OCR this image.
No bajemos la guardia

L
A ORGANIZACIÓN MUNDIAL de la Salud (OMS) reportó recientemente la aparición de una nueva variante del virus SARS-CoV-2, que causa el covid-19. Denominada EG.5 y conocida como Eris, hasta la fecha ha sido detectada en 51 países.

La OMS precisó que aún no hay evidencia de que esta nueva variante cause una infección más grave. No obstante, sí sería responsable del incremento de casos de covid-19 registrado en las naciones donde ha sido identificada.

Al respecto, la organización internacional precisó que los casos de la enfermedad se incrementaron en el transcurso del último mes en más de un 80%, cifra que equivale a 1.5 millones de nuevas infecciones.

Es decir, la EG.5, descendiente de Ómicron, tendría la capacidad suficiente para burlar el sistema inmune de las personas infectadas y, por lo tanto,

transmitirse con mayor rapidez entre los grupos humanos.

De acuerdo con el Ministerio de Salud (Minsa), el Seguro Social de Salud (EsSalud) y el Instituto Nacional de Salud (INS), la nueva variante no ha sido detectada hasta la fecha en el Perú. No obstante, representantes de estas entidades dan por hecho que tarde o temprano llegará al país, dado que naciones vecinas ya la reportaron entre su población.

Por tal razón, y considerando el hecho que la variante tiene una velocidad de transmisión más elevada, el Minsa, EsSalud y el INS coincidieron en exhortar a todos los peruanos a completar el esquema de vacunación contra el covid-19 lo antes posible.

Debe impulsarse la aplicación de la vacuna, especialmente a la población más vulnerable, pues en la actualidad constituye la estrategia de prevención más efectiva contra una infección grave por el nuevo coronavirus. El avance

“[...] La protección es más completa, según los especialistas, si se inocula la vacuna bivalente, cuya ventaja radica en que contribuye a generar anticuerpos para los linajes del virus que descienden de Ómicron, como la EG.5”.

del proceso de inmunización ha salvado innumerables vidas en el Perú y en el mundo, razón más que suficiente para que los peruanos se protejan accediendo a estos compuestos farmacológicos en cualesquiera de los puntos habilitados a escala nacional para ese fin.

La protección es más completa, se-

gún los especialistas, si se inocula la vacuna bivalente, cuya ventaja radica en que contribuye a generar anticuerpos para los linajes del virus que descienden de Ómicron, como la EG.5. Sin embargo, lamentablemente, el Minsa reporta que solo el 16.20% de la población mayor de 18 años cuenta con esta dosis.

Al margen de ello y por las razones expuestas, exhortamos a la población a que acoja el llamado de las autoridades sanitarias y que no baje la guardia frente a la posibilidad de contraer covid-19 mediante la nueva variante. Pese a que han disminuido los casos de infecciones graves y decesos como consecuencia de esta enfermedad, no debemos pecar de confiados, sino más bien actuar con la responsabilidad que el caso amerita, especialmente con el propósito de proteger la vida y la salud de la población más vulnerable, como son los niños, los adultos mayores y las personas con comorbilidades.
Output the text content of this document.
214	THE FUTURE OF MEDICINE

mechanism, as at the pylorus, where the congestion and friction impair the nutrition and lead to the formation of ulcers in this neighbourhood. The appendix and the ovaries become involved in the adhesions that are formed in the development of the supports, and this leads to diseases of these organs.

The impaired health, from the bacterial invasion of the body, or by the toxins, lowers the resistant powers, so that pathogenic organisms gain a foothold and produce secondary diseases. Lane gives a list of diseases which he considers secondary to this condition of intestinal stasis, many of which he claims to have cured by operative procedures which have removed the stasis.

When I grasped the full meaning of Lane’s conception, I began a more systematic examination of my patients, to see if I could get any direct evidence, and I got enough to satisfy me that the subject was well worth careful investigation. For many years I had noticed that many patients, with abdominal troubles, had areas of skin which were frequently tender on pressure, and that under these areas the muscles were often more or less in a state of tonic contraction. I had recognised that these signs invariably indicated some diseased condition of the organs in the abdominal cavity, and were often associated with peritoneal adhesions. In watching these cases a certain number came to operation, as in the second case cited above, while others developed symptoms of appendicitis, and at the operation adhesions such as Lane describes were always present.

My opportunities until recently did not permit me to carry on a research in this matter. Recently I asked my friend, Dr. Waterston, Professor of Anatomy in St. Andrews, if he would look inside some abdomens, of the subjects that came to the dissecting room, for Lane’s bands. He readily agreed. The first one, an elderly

----------

Count each line of the data where the word "anticuerpos" appears, then reply with the total only.

2